Supplied records start

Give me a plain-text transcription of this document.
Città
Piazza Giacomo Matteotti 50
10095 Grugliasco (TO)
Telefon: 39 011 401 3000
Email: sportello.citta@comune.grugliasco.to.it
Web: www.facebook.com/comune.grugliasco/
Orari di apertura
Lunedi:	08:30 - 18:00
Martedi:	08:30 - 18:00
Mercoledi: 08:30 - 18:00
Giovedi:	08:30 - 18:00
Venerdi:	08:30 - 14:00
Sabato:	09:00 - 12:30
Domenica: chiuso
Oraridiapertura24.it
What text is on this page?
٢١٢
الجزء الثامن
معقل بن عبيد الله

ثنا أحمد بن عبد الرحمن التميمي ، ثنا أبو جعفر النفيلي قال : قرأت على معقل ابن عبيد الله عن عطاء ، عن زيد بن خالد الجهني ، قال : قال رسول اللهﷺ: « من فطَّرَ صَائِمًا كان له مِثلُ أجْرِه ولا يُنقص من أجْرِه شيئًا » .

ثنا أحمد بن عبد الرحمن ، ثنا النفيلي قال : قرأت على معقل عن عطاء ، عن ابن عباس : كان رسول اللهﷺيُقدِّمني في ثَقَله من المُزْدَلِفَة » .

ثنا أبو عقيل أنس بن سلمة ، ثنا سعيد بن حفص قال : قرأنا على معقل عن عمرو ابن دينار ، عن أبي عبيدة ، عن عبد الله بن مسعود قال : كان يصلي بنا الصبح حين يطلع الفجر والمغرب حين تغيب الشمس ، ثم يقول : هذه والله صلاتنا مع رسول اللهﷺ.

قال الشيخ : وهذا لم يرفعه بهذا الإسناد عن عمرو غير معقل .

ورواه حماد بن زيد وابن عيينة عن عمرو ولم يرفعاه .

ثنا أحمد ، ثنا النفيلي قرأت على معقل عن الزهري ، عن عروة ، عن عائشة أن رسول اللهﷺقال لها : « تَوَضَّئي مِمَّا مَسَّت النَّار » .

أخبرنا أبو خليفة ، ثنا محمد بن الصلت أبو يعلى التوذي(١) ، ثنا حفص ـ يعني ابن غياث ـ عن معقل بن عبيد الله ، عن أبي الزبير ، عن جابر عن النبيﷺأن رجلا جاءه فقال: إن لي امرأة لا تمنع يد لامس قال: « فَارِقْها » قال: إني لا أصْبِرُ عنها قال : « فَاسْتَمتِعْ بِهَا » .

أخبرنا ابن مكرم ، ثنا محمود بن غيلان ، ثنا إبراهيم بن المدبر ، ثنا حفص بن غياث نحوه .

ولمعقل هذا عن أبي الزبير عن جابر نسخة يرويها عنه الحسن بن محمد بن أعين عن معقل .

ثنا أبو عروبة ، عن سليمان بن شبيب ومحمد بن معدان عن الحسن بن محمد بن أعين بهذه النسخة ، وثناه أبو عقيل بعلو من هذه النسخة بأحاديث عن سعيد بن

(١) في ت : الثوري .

Supplied records end

What this task involves:
Report every line in the data above in which the word "الزبير" appears.

Task response:
أخبرنا أبو خليفة ، ثنا محمد بن الصلت أبو يعلى التوذي(١) ، ثنا حفص ـ يعني ابن غياث ـ عن معقل بن عبيد الله ، عن أبي الزبير ، عن جابر عن النبيﷺأن رجلا جاءه فقال: إن لي امرأة لا تمنع يد لامس قال: « فَارِقْها » قال: إني لا أصْبِرُ عنها قال : « فَاسْتَمتِعْ بِهَا » .
ولمعقل هذا عن أبي الزبير عن جابر نسخة يرويها عنه الحسن بن محمد بن أعين عن معقل .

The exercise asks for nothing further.